- JOB: Omit the images, then output each of the records below exactly.

- INPUT:
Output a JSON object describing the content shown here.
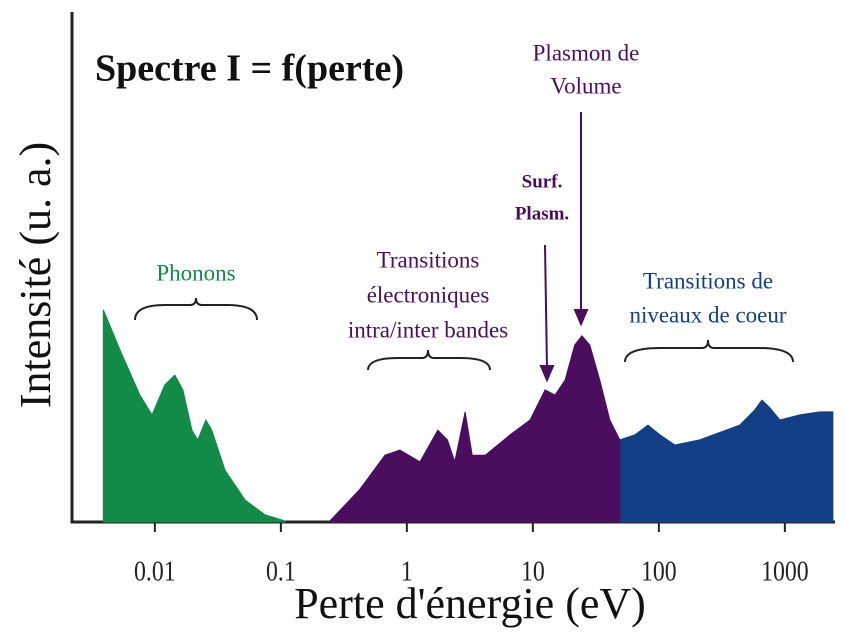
{
  "chart_data": {
    "type": "area",
    "title": "Spectre I = f(perte)",
    "x_label": "Perte d'énergie (eV)",
    "y_label": "Intensité (u. a.)",
    "log_x": true,
    "xlim": [
      0.0022,
      2500
    ],
    "ylim": [
      0,
      100
    ],
    "xticks": [
      0.01,
      0.1,
      1,
      10,
      100,
      1000
    ],
    "series": [
      {
        "color": "#128a48",
        "x": [
          0.0039,
          0.0053,
          0.0076,
          0.0095,
          0.012,
          0.0144,
          0.0167,
          0.0197,
          0.0219,
          0.0254,
          0.0283,
          0.036,
          0.052,
          0.075,
          0.108
        ],
        "values": [
          41.6,
          33.7,
          24.9,
          21,
          26.9,
          28.8,
          25.9,
          18,
          16.1,
          20,
          18,
          10.2,
          4.3,
          1.4,
          0.2
        ]
      },
      {
        "color": "#4b0e5f",
        "x": [
          0.245,
          0.42,
          0.67,
          0.88,
          1.27,
          1.76,
          2.1,
          2.4,
          2.9,
          3.3,
          4.2,
          6.6,
          9.5,
          12.5,
          15,
          18,
          21.5,
          24.5,
          28.3,
          34,
          40.8,
          49
        ],
        "values": [
          0.2,
          6.3,
          13.1,
          14.1,
          11.8,
          18,
          16.1,
          11.8,
          21.6,
          13.1,
          13.1,
          17.1,
          20,
          25.9,
          24.9,
          27.8,
          34.7,
          36.5,
          34.7,
          27.8,
          20,
          16.1
        ]
      },
      {
        "color": "#133f87",
        "x": [
          49,
          64.5,
          82,
          102,
          134,
          211,
          439,
          578,
          657,
          760,
          913,
          1315,
          1897,
          2404
        ],
        "values": [
          16.1,
          17.1,
          19,
          17.1,
          15.1,
          16.1,
          19,
          22,
          23.9,
          22.4,
          20,
          21,
          21.6,
          21.6
        ]
      }
    ],
    "annotations": [
      {
        "lines": [
          "Phonons"
        ],
        "color": "#128a48"
      },
      {
        "lines": [
          "Transitions",
          "électroniques",
          "intra/inter bandes"
        ],
        "color": "#4b0e5f"
      },
      {
        "lines": [
          "Surf.",
          "Plasm."
        ],
        "color": "#4b0e5f"
      },
      {
        "lines": [
          "Plasmon de",
          "Volume"
        ],
        "color": "#4b0e5f"
      },
      {
        "lines": [
          "Transitions de",
          "niveaux de coeur"
        ],
        "color": "#133f87"
      }
    ]
  }
}
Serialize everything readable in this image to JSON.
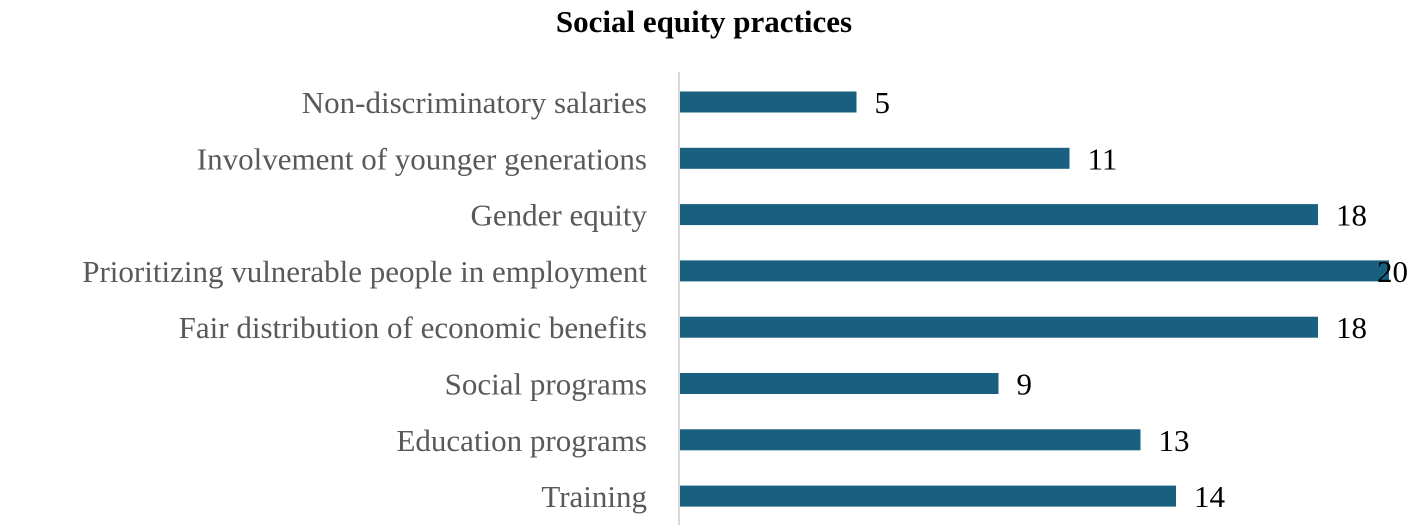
{
  "chart_data": {
    "type": "bar",
    "orientation": "horizontal",
    "title": "Social equity practices",
    "xlabel": "",
    "ylabel": "",
    "categories": [
      "Non-discriminatory salaries",
      "Involvement of younger generations",
      "Gender equity",
      "Prioritizing vulnerable people in employment",
      "Fair distribution of economic benefits",
      "Social programs",
      "Education programs",
      "Training"
    ],
    "values": [
      5,
      11,
      18,
      20,
      18,
      9,
      13,
      14
    ],
    "xlim": [
      0,
      20
    ],
    "grid": false,
    "legend": "none",
    "data_labels": true,
    "bar_color": "#195F80",
    "axis_color": "#D9D9D9"
  }
}
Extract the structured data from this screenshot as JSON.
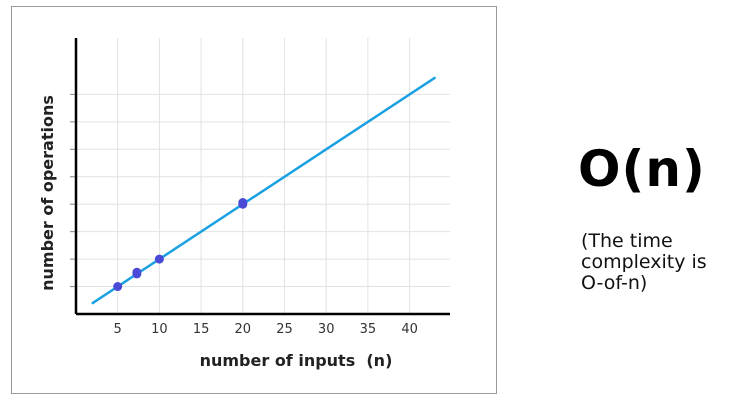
{
  "side_panel": {
    "title": "O(n)",
    "caption_lines": [
      "(The time",
      "complexity is",
      "O-of-n)"
    ]
  },
  "chart_data": {
    "type": "scatter",
    "xlabel": "number of inputs  (n)",
    "ylabel": "number of operations",
    "x_ticks": [
      5,
      10,
      15,
      20,
      25,
      30,
      35,
      40
    ],
    "xlim": [
      0,
      44
    ],
    "ylim": [
      0,
      44
    ],
    "grid": true,
    "line": {
      "x": [
        2,
        43
      ],
      "y": [
        2,
        43
      ],
      "color": "#1ba1e2"
    },
    "points": [
      {
        "x": 5,
        "y": 5
      },
      {
        "x": 7.3,
        "y": 7.3
      },
      {
        "x": 7.3,
        "y": 7.6
      },
      {
        "x": 10,
        "y": 10
      },
      {
        "x": 20,
        "y": 20
      },
      {
        "x": 20,
        "y": 20.3
      }
    ],
    "point_color": "#4a4ad6"
  }
}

- ANSWER TO THIS EXERCISE:
Output a JSON object describing the content shown here.
{
  "chart_data": {
    "type": "area",
    "title": "Spectre I = f(perte)",
    "x_label": "Perte d'énergie (eV)",
    "y_label": "Intensité (u. a.)",
    "log_x": true,
    "xlim": [
      0.0022,
      2500
    ],
    "ylim": [
      0,
      100
    ],
    "xticks": [
      0.01,
      0.1,
      1,
      10,
      100,
      1000
    ],
    "series": [
      {
        "color": "#128a48",
        "x": [
          0.0039,
          0.0053,
          0.0076,
          0.0095,
          0.012,
          0.0144,
          0.0167,
          0.0197,
          0.0219,
          0.0254,
          0.0283,
          0.036,
          0.052,
          0.075,
          0.108
        ],
        "values": [
          41.6,
          33.7,
          24.9,
          21,
          26.9,
          28.8,
          25.9,
          18,
          16.1,
          20,
          18,
          10.2,
          4.3,
          1.4,
          0.2
        ]
      },
      {
        "color": "#4b0e5f",
        "x": [
          0.245,
          0.42,
          0.67,
          0.88,
          1.27,
          1.76,
          2.1,
          2.4,
          2.9,
          3.3,
          4.2,
          6.6,
          9.5,
          12.5,
          15,
          18,
          21.5,
          24.5,
          28.3,
          34,
          40.8,
          49
        ],
        "values": [
          0.2,
          6.3,
          13.1,
          14.1,
          11.8,
          18,
          16.1,
          11.8,
          21.6,
          13.1,
          13.1,
          17.1,
          20,
          25.9,
          24.9,
          27.8,
          34.7,
          36.5,
          34.7,
          27.8,
          20,
          16.1
        ]
      },
      {
        "color": "#133f87",
        "x": [
          49,
          64.5,
          82,
          102,
          134,
          211,
          439,
          578,
          657,
          760,
          913,
          1315,
          1897,
          2404
        ],
        "values": [
          16.1,
          17.1,
          19,
          17.1,
          15.1,
          16.1,
          19,
          22,
          23.9,
          22.4,
          20,
          21,
          21.6,
          21.6
        ]
      }
    ],
    "annotations": [
      {
        "lines": [
          "Phonons"
        ],
        "color": "#128a48"
      },
      {
        "lines": [
          "Transitions",
          "électroniques",
          "intra/inter bandes"
        ],
        "color": "#4b0e5f"
      },
      {
        "lines": [
          "Surf.",
          "Plasm."
        ],
        "color": "#4b0e5f"
      },
      {
        "lines": [
          "Plasmon de",
          "Volume"
        ],
        "color": "#4b0e5f"
      },
      {
        "lines": [
          "Transitions de",
          "niveaux de coeur"
        ],
        "color": "#133f87"
      }
    ]
  }
}
Serialize everything readable in this image to JSON.
{
  "chart_data": {
    "type": "bar",
    "orientation": "horizontal",
    "title": "Social equity practices",
    "xlabel": "",
    "ylabel": "",
    "categories": [
      "Non-discriminatory salaries",
      "Involvement of younger generations",
      "Gender equity",
      "Prioritizing vulnerable people in employment",
      "Fair distribution of economic benefits",
      "Social programs",
      "Education programs",
      "Training"
    ],
    "values": [
      5,
      11,
      18,
      20,
      18,
      9,
      13,
      14
    ],
    "xlim": [
      0,
      20
    ],
    "grid": false,
    "legend": "none",
    "data_labels": true,
    "bar_color": "#195F80",
    "axis_color": "#D9D9D9"
  }
}
Extract the structured data from this screenshot as JSON.
{
  "side_panel": {
    "title": "O(n)",
    "caption_lines": [
      "(The time",
      "complexity is",
      "O-of-n)"
    ]
  },
  "chart_data": {
    "type": "scatter",
    "xlabel": "number of inputs  (n)",
    "ylabel": "number of operations",
    "x_ticks": [
      5,
      10,
      15,
      20,
      25,
      30,
      35,
      40
    ],
    "xlim": [
      0,
      44
    ],
    "ylim": [
      0,
      44
    ],
    "grid": true,
    "line": {
      "x": [
        2,
        43
      ],
      "y": [
        2,
        43
      ],
      "color": "#1ba1e2"
    },
    "points": [
      {
        "x": 5,
        "y": 5
      },
      {
        "x": 7.3,
        "y": 7.3
      },
      {
        "x": 7.3,
        "y": 7.6
      },
      {
        "x": 10,
        "y": 10
      },
      {
        "x": 20,
        "y": 20
      },
      {
        "x": 20,
        "y": 20.3
      }
    ],
    "point_color": "#4a4ad6"
  }
}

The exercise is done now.